--- Listed records ---
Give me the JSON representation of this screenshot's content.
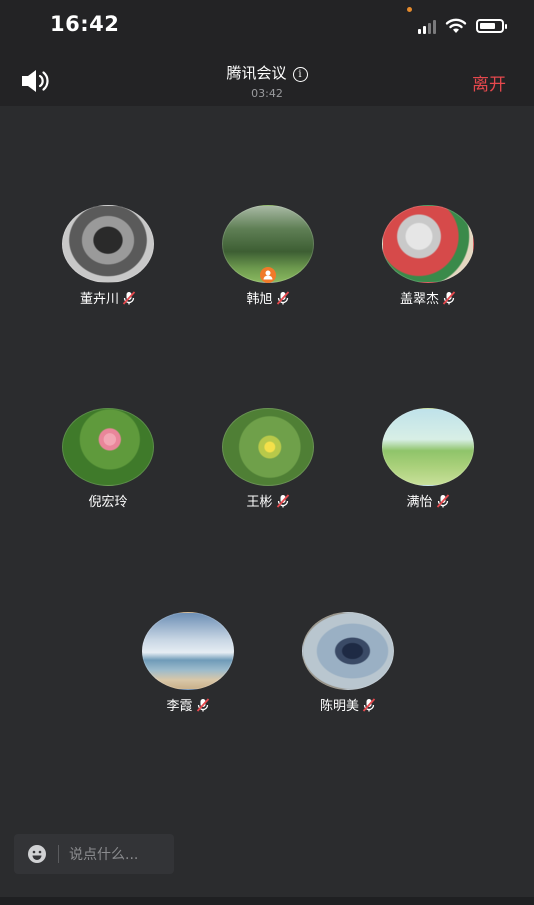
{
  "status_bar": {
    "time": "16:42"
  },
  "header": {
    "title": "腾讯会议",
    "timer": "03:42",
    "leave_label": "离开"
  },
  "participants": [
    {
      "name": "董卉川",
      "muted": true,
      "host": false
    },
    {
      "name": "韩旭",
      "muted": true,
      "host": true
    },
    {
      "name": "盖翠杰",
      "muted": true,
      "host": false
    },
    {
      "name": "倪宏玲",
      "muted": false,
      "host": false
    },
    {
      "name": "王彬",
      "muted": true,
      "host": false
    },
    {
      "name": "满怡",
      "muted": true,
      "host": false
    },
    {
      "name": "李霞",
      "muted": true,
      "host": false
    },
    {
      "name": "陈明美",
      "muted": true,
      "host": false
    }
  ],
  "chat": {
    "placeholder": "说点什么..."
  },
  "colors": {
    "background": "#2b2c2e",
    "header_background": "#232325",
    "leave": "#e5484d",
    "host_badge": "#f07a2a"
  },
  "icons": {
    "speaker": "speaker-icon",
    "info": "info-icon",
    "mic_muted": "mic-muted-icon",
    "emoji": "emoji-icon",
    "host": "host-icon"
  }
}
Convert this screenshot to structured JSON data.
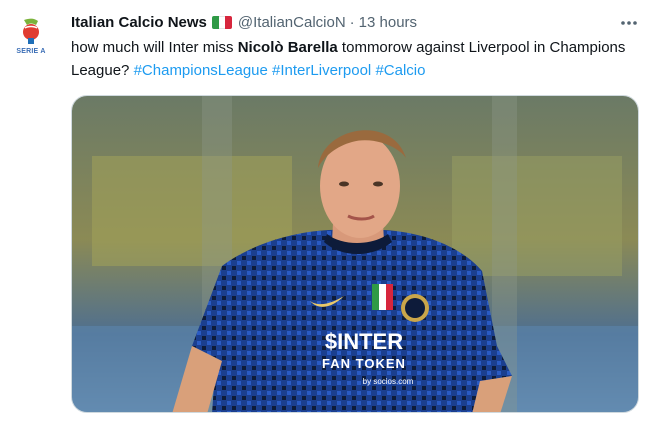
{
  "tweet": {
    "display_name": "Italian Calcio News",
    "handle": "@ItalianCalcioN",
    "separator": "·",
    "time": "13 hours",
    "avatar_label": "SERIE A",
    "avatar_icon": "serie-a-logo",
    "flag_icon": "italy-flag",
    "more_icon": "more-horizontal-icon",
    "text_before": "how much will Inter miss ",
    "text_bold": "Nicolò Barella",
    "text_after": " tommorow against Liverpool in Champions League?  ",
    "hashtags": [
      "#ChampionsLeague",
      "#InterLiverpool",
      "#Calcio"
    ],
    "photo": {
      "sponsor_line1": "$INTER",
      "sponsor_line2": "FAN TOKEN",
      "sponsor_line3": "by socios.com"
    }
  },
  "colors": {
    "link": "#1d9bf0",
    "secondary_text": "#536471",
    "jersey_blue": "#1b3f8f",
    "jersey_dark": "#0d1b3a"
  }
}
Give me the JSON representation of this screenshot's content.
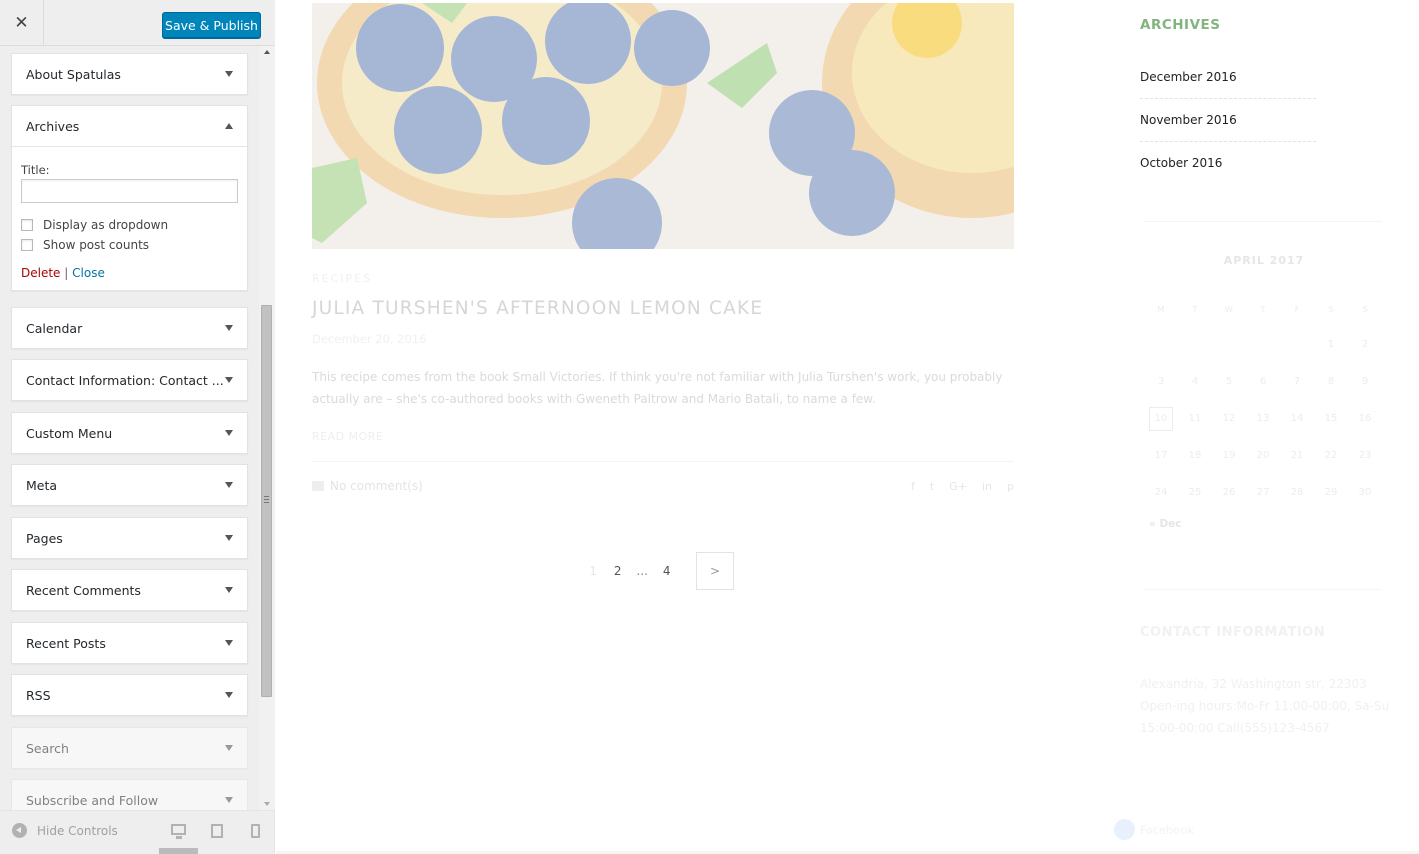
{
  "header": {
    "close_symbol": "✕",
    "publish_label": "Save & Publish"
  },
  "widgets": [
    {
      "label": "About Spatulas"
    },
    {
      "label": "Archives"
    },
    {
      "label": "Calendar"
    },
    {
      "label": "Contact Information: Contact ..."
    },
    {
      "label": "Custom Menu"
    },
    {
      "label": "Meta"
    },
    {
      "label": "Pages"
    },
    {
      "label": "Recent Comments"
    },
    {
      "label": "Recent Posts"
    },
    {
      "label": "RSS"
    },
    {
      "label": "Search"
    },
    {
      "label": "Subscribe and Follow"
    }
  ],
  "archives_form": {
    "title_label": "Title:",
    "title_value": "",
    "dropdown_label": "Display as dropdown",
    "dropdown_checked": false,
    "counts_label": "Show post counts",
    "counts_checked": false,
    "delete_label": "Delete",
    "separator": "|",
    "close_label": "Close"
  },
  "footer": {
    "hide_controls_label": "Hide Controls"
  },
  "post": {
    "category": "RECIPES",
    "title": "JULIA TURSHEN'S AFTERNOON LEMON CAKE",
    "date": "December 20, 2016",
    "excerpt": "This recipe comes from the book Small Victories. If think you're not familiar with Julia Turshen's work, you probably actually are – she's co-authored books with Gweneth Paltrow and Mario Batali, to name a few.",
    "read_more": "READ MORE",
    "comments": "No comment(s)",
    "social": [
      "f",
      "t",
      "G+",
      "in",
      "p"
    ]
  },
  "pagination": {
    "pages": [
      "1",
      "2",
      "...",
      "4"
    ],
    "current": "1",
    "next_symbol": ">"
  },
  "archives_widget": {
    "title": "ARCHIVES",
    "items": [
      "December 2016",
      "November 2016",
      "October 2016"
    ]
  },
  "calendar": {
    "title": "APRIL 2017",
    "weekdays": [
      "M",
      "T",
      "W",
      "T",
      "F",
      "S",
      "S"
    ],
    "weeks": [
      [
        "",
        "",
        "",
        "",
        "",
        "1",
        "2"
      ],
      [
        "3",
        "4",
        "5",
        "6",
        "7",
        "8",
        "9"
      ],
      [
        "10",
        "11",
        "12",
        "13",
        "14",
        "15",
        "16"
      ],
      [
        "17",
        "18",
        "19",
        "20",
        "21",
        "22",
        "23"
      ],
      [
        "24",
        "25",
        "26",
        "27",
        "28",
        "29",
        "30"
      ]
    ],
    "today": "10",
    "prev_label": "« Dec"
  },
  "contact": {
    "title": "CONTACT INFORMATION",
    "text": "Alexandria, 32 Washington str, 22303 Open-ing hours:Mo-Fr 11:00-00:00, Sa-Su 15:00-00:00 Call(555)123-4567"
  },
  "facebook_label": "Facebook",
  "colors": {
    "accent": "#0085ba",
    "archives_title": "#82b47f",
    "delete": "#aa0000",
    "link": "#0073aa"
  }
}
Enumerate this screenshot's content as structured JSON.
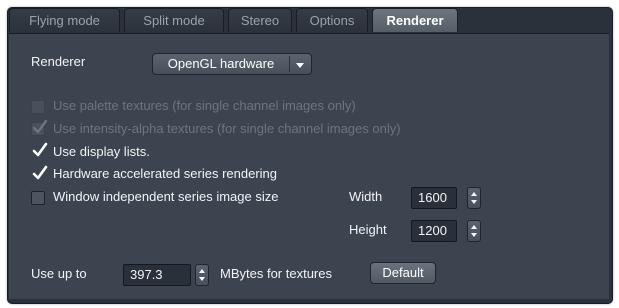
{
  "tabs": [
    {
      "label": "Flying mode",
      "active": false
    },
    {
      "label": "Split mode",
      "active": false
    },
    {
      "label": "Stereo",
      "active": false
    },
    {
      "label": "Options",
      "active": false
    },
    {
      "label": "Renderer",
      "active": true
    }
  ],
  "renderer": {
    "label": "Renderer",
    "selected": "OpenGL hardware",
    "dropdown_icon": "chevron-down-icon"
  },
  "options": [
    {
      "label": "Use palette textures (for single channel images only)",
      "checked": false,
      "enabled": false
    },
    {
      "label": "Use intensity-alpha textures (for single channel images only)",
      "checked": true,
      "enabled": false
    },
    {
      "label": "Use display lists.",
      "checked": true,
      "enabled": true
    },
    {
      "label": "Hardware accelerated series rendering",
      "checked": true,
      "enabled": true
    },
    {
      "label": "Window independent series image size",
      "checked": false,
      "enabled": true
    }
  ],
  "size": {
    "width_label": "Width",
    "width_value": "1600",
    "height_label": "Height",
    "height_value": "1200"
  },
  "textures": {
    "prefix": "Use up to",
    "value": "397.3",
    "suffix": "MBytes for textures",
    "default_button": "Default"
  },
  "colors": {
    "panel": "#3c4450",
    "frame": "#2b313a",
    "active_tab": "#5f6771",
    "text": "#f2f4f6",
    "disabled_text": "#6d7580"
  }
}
---
**Task to carry out**. Quote the material in full and exactly; do not carry over its pictures.

**Response for this exercise**.
Give me the JSON representation of this screenshot's content.
{
  "status_bar": {
    "time": "16:42"
  },
  "header": {
    "title": "腾讯会议",
    "timer": "03:42",
    "leave_label": "离开"
  },
  "participants": [
    {
      "name": "董卉川",
      "muted": true,
      "host": false
    },
    {
      "name": "韩旭",
      "muted": true,
      "host": true
    },
    {
      "name": "盖翠杰",
      "muted": true,
      "host": false
    },
    {
      "name": "倪宏玲",
      "muted": false,
      "host": false
    },
    {
      "name": "王彬",
      "muted": true,
      "host": false
    },
    {
      "name": "满怡",
      "muted": true,
      "host": false
    },
    {
      "name": "李霞",
      "muted": true,
      "host": false
    },
    {
      "name": "陈明美",
      "muted": true,
      "host": false
    }
  ],
  "chat": {
    "placeholder": "说点什么..."
  },
  "colors": {
    "background": "#2b2c2e",
    "header_background": "#232325",
    "leave": "#e5484d",
    "host_badge": "#f07a2a"
  },
  "icons": {
    "speaker": "speaker-icon",
    "info": "info-icon",
    "mic_muted": "mic-muted-icon",
    "emoji": "emoji-icon",
    "host": "host-icon"
  }
}
Convert this screenshot to structured JSON data.
{
  "tweet": {
    "display_name": "Italian Calcio News",
    "handle": "@ItalianCalcioN",
    "separator": "·",
    "time": "13 hours",
    "avatar_label": "SERIE A",
    "avatar_icon": "serie-a-logo",
    "flag_icon": "italy-flag",
    "more_icon": "more-horizontal-icon",
    "text_before": "how much will Inter miss ",
    "text_bold": "Nicolò Barella",
    "text_after": " tommorow against Liverpool in Champions League?  ",
    "hashtags": [
      "#ChampionsLeague",
      "#InterLiverpool",
      "#Calcio"
    ],
    "photo": {
      "sponsor_line1": "$INTER",
      "sponsor_line2": "FAN TOKEN",
      "sponsor_line3": "by socios.com"
    }
  },
  "colors": {
    "link": "#1d9bf0",
    "secondary_text": "#536471",
    "jersey_blue": "#1b3f8f",
    "jersey_dark": "#0d1b3a"
  }
}
Give me the JSON representation of this screenshot's content.
{
  "header": {
    "close_symbol": "✕",
    "publish_label": "Save & Publish"
  },
  "widgets": [
    {
      "label": "About Spatulas"
    },
    {
      "label": "Archives"
    },
    {
      "label": "Calendar"
    },
    {
      "label": "Contact Information: Contact ..."
    },
    {
      "label": "Custom Menu"
    },
    {
      "label": "Meta"
    },
    {
      "label": "Pages"
    },
    {
      "label": "Recent Comments"
    },
    {
      "label": "Recent Posts"
    },
    {
      "label": "RSS"
    },
    {
      "label": "Search"
    },
    {
      "label": "Subscribe and Follow"
    }
  ],
  "archives_form": {
    "title_label": "Title:",
    "title_value": "",
    "dropdown_label": "Display as dropdown",
    "dropdown_checked": false,
    "counts_label": "Show post counts",
    "counts_checked": false,
    "delete_label": "Delete",
    "separator": "|",
    "close_label": "Close"
  },
  "footer": {
    "hide_controls_label": "Hide Controls"
  },
  "post": {
    "category": "RECIPES",
    "title": "JULIA TURSHEN'S AFTERNOON LEMON CAKE",
    "date": "December 20, 2016",
    "excerpt": "This recipe comes from the book Small Victories. If think you're not familiar with Julia Turshen's work, you probably actually are – she's co-authored books with Gweneth Paltrow and Mario Batali, to name a few.",
    "read_more": "READ MORE",
    "comments": "No comment(s)",
    "social": [
      "f",
      "t",
      "G+",
      "in",
      "p"
    ]
  },
  "pagination": {
    "pages": [
      "1",
      "2",
      "...",
      "4"
    ],
    "current": "1",
    "next_symbol": ">"
  },
  "archives_widget": {
    "title": "ARCHIVES",
    "items": [
      "December 2016",
      "November 2016",
      "October 2016"
    ]
  },
  "calendar": {
    "title": "APRIL 2017",
    "weekdays": [
      "M",
      "T",
      "W",
      "T",
      "F",
      "S",
      "S"
    ],
    "weeks": [
      [
        "",
        "",
        "",
        "",
        "",
        "1",
        "2"
      ],
      [
        "3",
        "4",
        "5",
        "6",
        "7",
        "8",
        "9"
      ],
      [
        "10",
        "11",
        "12",
        "13",
        "14",
        "15",
        "16"
      ],
      [
        "17",
        "18",
        "19",
        "20",
        "21",
        "22",
        "23"
      ],
      [
        "24",
        "25",
        "26",
        "27",
        "28",
        "29",
        "30"
      ]
    ],
    "today": "10",
    "prev_label": "« Dec"
  },
  "contact": {
    "title": "CONTACT INFORMATION",
    "text": "Alexandria, 32 Washington str, 22303 Open-ing hours:Mo-Fr 11:00-00:00, Sa-Su 15:00-00:00 Call(555)123-4567"
  },
  "facebook_label": "Facebook",
  "colors": {
    "accent": "#0085ba",
    "archives_title": "#82b47f",
    "delete": "#aa0000",
    "link": "#0073aa"
  }
}
Enumerate this screenshot's content as structured JSON.
{
  "tabs": [
    {
      "label": "Flying mode",
      "active": false
    },
    {
      "label": "Split mode",
      "active": false
    },
    {
      "label": "Stereo",
      "active": false
    },
    {
      "label": "Options",
      "active": false
    },
    {
      "label": "Renderer",
      "active": true
    }
  ],
  "renderer": {
    "label": "Renderer",
    "selected": "OpenGL hardware",
    "dropdown_icon": "chevron-down-icon"
  },
  "options": [
    {
      "label": "Use palette textures (for single channel images only)",
      "checked": false,
      "enabled": false
    },
    {
      "label": "Use intensity-alpha textures (for single channel images only)",
      "checked": true,
      "enabled": false
    },
    {
      "label": "Use display lists.",
      "checked": true,
      "enabled": true
    },
    {
      "label": "Hardware accelerated series rendering",
      "checked": true,
      "enabled": true
    },
    {
      "label": "Window independent series image size",
      "checked": false,
      "enabled": true
    }
  ],
  "size": {
    "width_label": "Width",
    "width_value": "1600",
    "height_label": "Height",
    "height_value": "1200"
  },
  "textures": {
    "prefix": "Use up to",
    "value": "397.3",
    "suffix": "MBytes for textures",
    "default_button": "Default"
  },
  "colors": {
    "panel": "#3c4450",
    "frame": "#2b313a",
    "active_tab": "#5f6771",
    "text": "#f2f4f6",
    "disabled_text": "#6d7580"
  }
}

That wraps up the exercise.